Raw data:
———
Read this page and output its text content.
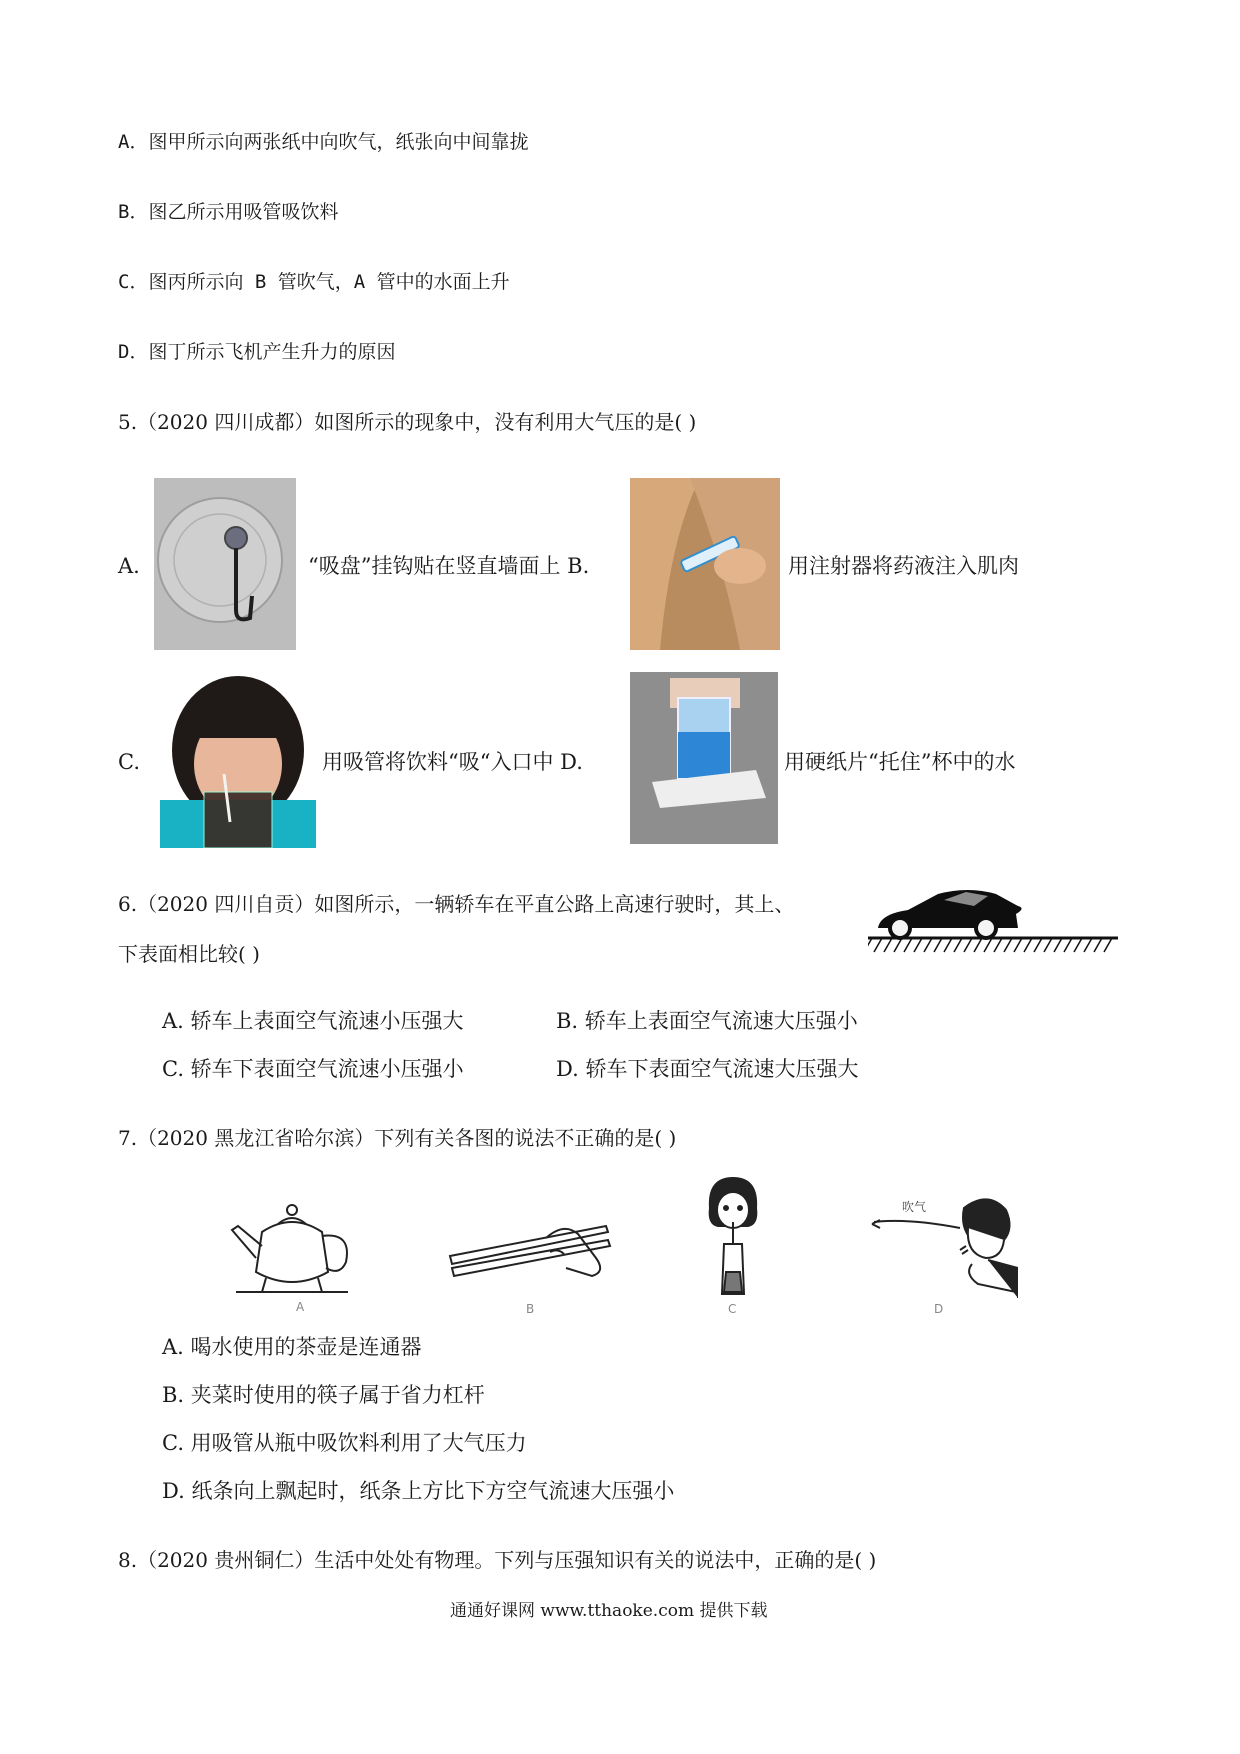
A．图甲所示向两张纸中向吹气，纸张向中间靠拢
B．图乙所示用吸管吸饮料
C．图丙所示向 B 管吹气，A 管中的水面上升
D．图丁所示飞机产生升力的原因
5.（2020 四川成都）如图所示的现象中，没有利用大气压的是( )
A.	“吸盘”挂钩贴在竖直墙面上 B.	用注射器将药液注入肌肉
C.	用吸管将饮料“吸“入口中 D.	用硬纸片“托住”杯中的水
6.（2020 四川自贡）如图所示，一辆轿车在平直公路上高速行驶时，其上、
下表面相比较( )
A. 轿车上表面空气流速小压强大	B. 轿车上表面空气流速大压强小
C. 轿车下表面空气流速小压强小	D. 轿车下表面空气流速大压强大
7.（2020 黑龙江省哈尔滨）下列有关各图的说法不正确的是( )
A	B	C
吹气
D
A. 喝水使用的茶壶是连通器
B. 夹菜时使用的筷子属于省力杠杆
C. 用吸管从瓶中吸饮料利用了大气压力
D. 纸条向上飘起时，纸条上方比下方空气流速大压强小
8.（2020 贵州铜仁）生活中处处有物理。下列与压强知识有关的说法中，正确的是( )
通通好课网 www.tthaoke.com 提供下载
———
Goal: Transcribe every entry above exactly. Omit all pictures.

Final result:
Read this page and output its text content.
A．图甲所示向两张纸中向吹气，纸张向中间靠拢
B．图乙所示用吸管吸饮料
C．图丙所示向 B 管吹气，A 管中的水面上升
D．图丁所示飞机产生升力的原因
5.（2020 四川成都）如图所示的现象中，没有利用大气压的是( )
A.	“吸盘”挂钩贴在竖直墙面上 B.	用注射器将药液注入肌肉
C.	用吸管将饮料“吸“入口中 D.	用硬纸片“托住”杯中的水
6.（2020 四川自贡）如图所示，一辆轿车在平直公路上高速行驶时，其上、
下表面相比较( )
A. 轿车上表面空气流速小压强大	B. 轿车上表面空气流速大压强小
C. 轿车下表面空气流速小压强小	D. 轿车下表面空气流速大压强大
7.（2020 黑龙江省哈尔滨）下列有关各图的说法不正确的是( )
A	B	C
吹气
D
A. 喝水使用的茶壶是连通器
B. 夹菜时使用的筷子属于省力杠杆
C. 用吸管从瓶中吸饮料利用了大气压力
D. 纸条向上飘起时，纸条上方比下方空气流速大压强小
8.（2020 贵州铜仁）生活中处处有物理。下列与压强知识有关的说法中，正确的是( )
通通好课网 www.tthaoke.com 提供下载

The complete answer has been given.